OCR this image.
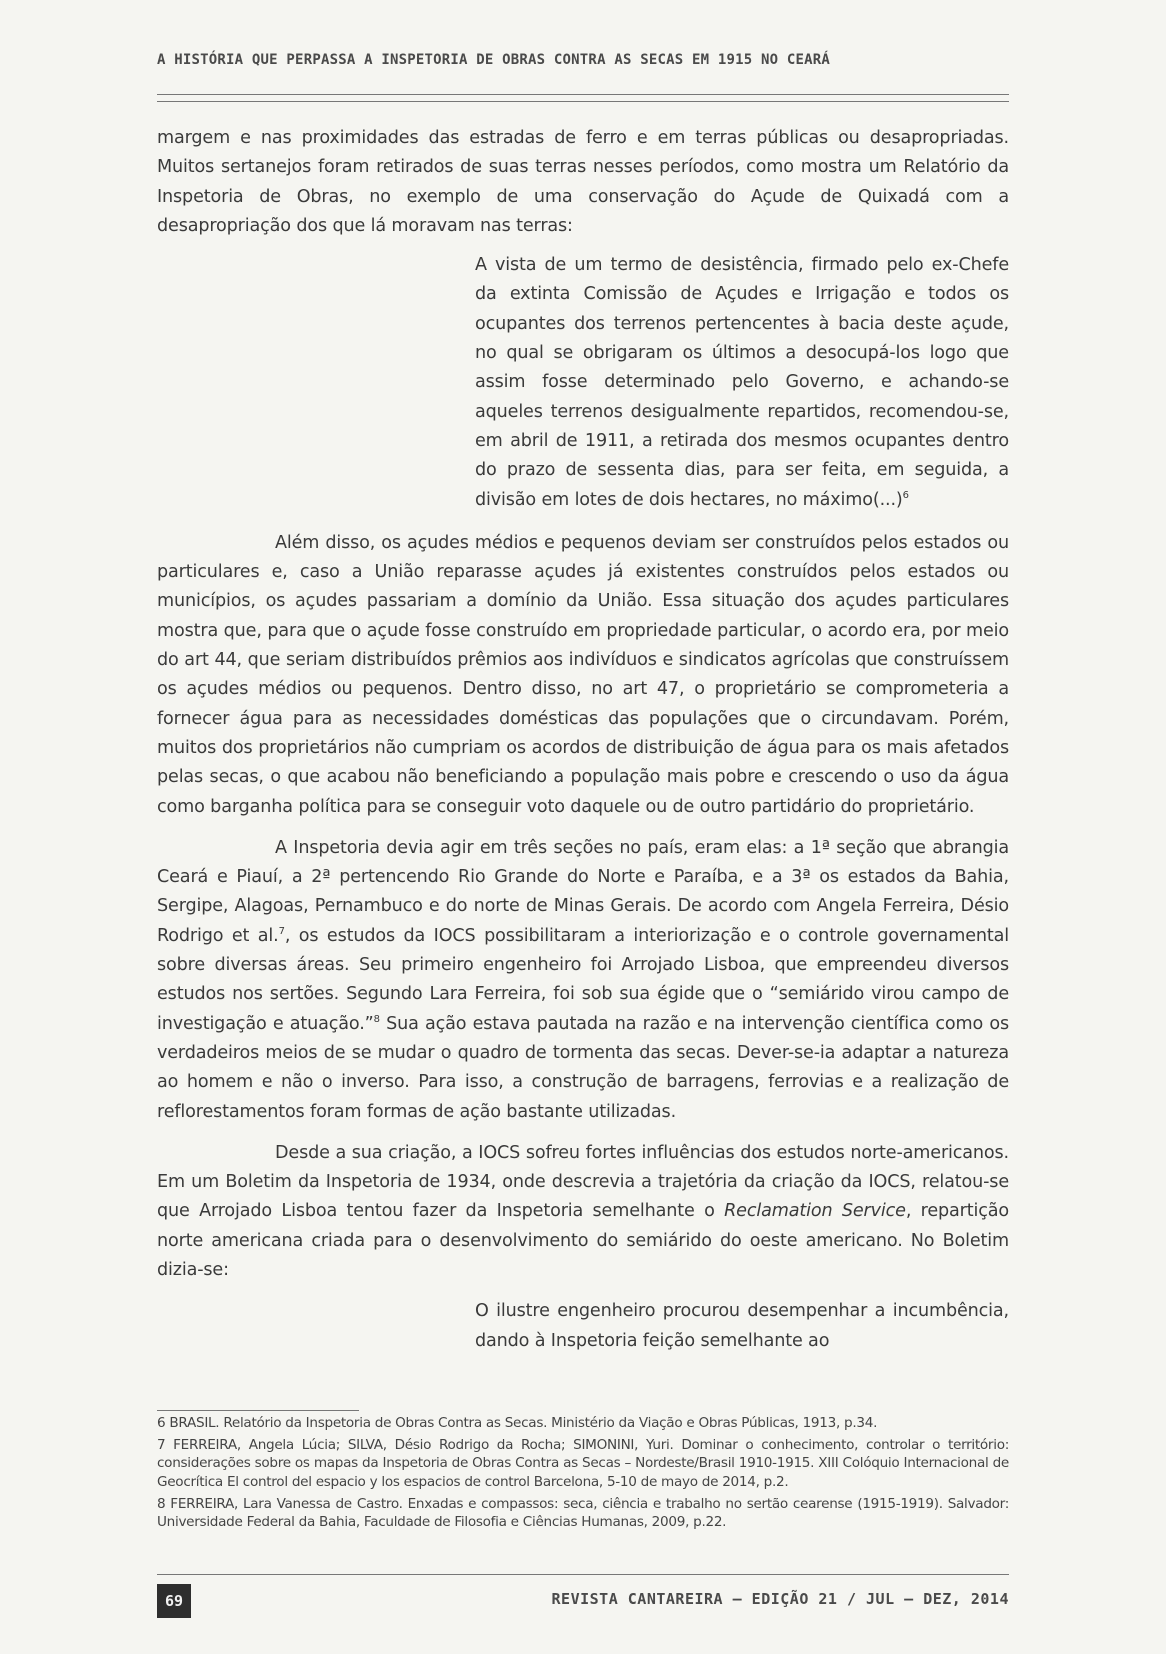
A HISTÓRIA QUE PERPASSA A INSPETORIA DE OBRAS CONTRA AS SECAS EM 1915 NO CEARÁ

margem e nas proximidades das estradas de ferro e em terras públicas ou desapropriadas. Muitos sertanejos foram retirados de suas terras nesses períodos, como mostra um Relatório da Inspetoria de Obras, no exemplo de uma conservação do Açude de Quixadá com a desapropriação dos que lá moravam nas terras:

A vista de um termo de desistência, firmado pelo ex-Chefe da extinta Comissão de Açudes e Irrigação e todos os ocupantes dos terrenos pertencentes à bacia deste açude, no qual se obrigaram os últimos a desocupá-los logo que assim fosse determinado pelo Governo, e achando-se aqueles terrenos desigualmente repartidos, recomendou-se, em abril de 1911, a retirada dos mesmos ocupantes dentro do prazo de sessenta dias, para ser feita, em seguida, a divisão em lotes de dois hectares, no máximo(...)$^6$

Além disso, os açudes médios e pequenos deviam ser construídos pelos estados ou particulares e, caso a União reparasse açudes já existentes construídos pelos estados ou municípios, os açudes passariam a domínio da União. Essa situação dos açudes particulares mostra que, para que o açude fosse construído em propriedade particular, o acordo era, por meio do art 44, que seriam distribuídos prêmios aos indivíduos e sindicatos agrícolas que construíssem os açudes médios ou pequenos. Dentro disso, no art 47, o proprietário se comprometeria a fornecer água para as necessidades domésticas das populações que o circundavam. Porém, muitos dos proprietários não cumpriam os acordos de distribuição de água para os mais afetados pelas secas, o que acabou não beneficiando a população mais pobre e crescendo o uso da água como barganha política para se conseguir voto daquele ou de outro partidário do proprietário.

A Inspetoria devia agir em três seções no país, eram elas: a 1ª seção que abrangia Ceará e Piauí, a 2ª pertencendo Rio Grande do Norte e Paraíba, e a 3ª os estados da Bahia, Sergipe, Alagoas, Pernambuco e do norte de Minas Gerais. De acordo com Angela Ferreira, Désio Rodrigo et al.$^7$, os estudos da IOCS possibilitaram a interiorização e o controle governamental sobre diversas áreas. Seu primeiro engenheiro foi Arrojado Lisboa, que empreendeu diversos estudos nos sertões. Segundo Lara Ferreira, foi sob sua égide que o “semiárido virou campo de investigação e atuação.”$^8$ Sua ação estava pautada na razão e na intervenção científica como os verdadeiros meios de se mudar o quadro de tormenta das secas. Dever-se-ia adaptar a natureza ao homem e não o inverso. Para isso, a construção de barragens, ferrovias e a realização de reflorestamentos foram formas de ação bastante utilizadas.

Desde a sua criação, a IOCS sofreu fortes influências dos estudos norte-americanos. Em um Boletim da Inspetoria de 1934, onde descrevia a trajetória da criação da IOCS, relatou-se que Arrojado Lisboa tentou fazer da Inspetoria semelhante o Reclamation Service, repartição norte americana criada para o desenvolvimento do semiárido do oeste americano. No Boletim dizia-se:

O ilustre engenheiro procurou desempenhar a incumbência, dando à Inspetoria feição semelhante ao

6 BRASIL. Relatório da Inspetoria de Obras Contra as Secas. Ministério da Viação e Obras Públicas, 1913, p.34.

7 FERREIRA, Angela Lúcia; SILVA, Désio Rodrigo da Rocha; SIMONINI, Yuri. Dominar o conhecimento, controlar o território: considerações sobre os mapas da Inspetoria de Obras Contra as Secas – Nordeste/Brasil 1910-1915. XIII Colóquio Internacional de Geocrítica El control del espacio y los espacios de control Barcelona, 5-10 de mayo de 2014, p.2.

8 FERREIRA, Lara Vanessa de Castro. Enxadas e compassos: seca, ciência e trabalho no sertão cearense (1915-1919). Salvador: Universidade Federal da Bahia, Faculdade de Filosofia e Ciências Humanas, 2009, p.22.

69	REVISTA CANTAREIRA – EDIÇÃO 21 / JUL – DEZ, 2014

☆ ☆ ☆ ☆ ☆ ☆ ☆

▶ [The request]: In the entries above, count each line holding "semelhante" and report the total and nothing more.

▶ [Output of the task]: 2